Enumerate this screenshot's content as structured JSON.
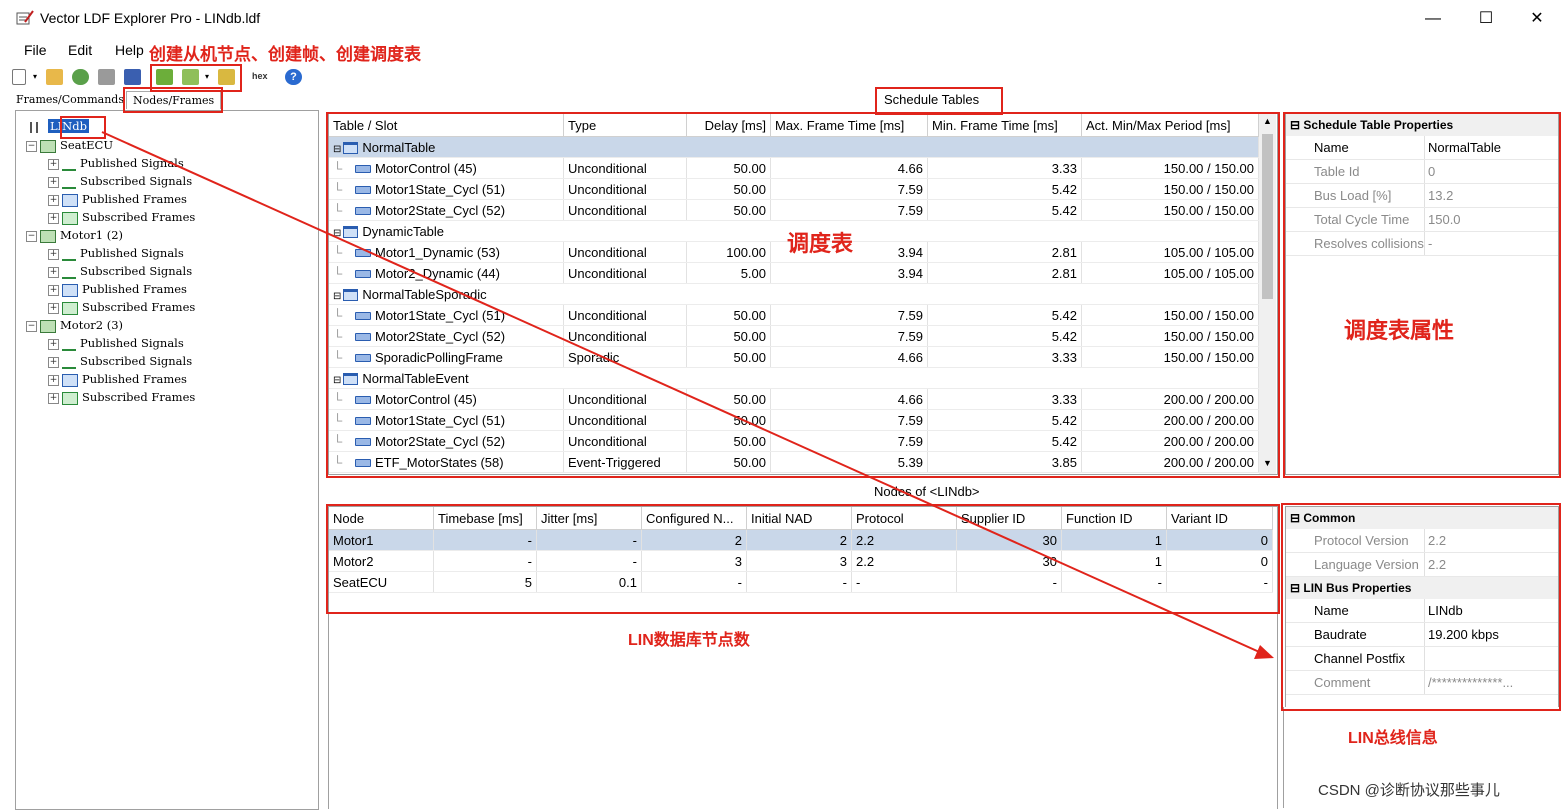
{
  "window": {
    "title": "Vector LDF Explorer Pro - LINdb.ldf",
    "minimize": "—",
    "maximize": "☐",
    "close": "✕"
  },
  "menu": {
    "items": [
      "File",
      "Edit",
      "Help"
    ],
    "annotation": "创建从机节点、创建帧、创建调度表"
  },
  "toolbar": {
    "hex_label": "hex"
  },
  "left_tabs": [
    "Frames/Commands",
    "Nodes/Frames"
  ],
  "tree": {
    "root": "LINdb",
    "nodes": [
      {
        "label": "SeatECU",
        "children": [
          "Published Signals",
          "Subscribed Signals",
          "Published Frames",
          "Subscribed Frames"
        ]
      },
      {
        "label": "Motor1 (2)",
        "children": [
          "Published Signals",
          "Subscribed Signals",
          "Published Frames",
          "Subscribed Frames"
        ]
      },
      {
        "label": "Motor2 (3)",
        "children": [
          "Published Signals",
          "Subscribed Signals",
          "Published Frames",
          "Subscribed Frames"
        ]
      }
    ]
  },
  "schedule": {
    "caption": "Schedule Tables",
    "annotation": "调度表",
    "columns": [
      "Table / Slot",
      "Type",
      "Delay [ms]",
      "Max. Frame Time [ms]",
      "Min. Frame Time [ms]",
      "Act. Min/Max Period [ms]"
    ],
    "groups": [
      {
        "name": "NormalTable",
        "rows": [
          [
            "MotorControl (45)",
            "Unconditional",
            "50.00",
            "4.66",
            "3.33",
            "150.00 / 150.00"
          ],
          [
            "Motor1State_Cycl (51)",
            "Unconditional",
            "50.00",
            "7.59",
            "5.42",
            "150.00 / 150.00"
          ],
          [
            "Motor2State_Cycl (52)",
            "Unconditional",
            "50.00",
            "7.59",
            "5.42",
            "150.00 / 150.00"
          ]
        ]
      },
      {
        "name": "DynamicTable",
        "rows": [
          [
            "Motor1_Dynamic (53)",
            "Unconditional",
            "100.00",
            "3.94",
            "2.81",
            "105.00 / 105.00"
          ],
          [
            "Motor2_Dynamic (44)",
            "Unconditional",
            "5.00",
            "3.94",
            "2.81",
            "105.00 / 105.00"
          ]
        ]
      },
      {
        "name": "NormalTableSporadic",
        "rows": [
          [
            "Motor1State_Cycl (51)",
            "Unconditional",
            "50.00",
            "7.59",
            "5.42",
            "150.00 / 150.00"
          ],
          [
            "Motor2State_Cycl (52)",
            "Unconditional",
            "50.00",
            "7.59",
            "5.42",
            "150.00 / 150.00"
          ],
          [
            "SporadicPollingFrame",
            "Sporadic",
            "50.00",
            "4.66",
            "3.33",
            "150.00 / 150.00"
          ]
        ]
      },
      {
        "name": "NormalTableEvent",
        "rows": [
          [
            "MotorControl (45)",
            "Unconditional",
            "50.00",
            "4.66",
            "3.33",
            "200.00 / 200.00"
          ],
          [
            "Motor1State_Cycl (51)",
            "Unconditional",
            "50.00",
            "7.59",
            "5.42",
            "200.00 / 200.00"
          ],
          [
            "Motor2State_Cycl (52)",
            "Unconditional",
            "50.00",
            "7.59",
            "5.42",
            "200.00 / 200.00"
          ],
          [
            "ETF_MotorStates (58)",
            "Event-Triggered",
            "50.00",
            "5.39",
            "3.85",
            "200.00 / 200.00"
          ]
        ]
      }
    ]
  },
  "schedule_props": {
    "header": "Schedule Table Properties",
    "annotation": "调度表属性",
    "rows": [
      {
        "key": "Name",
        "value": "NormalTable"
      },
      {
        "key": "Table Id",
        "value": "0"
      },
      {
        "key": "Bus Load [%]",
        "value": "13.2"
      },
      {
        "key": "Total Cycle Time",
        "value": "150.0"
      },
      {
        "key": "Resolves collisions",
        "value": "-"
      }
    ]
  },
  "nodes": {
    "caption": "Nodes of <LINdb>",
    "annotation": "LIN数据库节点数",
    "columns": [
      "Node",
      "Timebase [ms]",
      "Jitter [ms]",
      "Configured N...",
      "Initial NAD",
      "Protocol",
      "Supplier ID",
      "Function ID",
      "Variant ID"
    ],
    "rows": [
      [
        "Motor1",
        "-",
        "-",
        "2",
        "2",
        "2.2",
        "30",
        "1",
        "0"
      ],
      [
        "Motor2",
        "-",
        "-",
        "3",
        "3",
        "2.2",
        "30",
        "1",
        "0"
      ],
      [
        "SeatECU",
        "5",
        "0.1",
        "-",
        "-",
        "-",
        "-",
        "-",
        "-"
      ]
    ]
  },
  "common_props": {
    "header": "Common",
    "rows": [
      {
        "key": "Protocol Version",
        "value": "2.2"
      },
      {
        "key": "Language Version",
        "value": "2.2"
      }
    ]
  },
  "bus_props": {
    "header": "LIN Bus Properties",
    "annotation": "LIN总线信息",
    "rows": [
      {
        "key": "Name",
        "value": "LINdb"
      },
      {
        "key": "Baudrate",
        "value": "19.200 kbps"
      },
      {
        "key": "Channel Postfix",
        "value": ""
      },
      {
        "key": "Comment",
        "value": "/**************..."
      }
    ]
  },
  "watermark": "CSDN @诊断协议那些事儿",
  "colors": {
    "annotation": "#e0241b",
    "selection": "#c9d7e9",
    "icon_blue": "#2a5db0"
  }
}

********************

_Problem description:_ Identify the lines of the data that contain the word "LINdb". Copy each of them.

_Answer to this task:_
    "title": "Vector LDF Explorer Pro - LINdb.ldf",
    "root": "LINdb",
    "caption": "Nodes of <LINdb>",
        "value": "LINdb"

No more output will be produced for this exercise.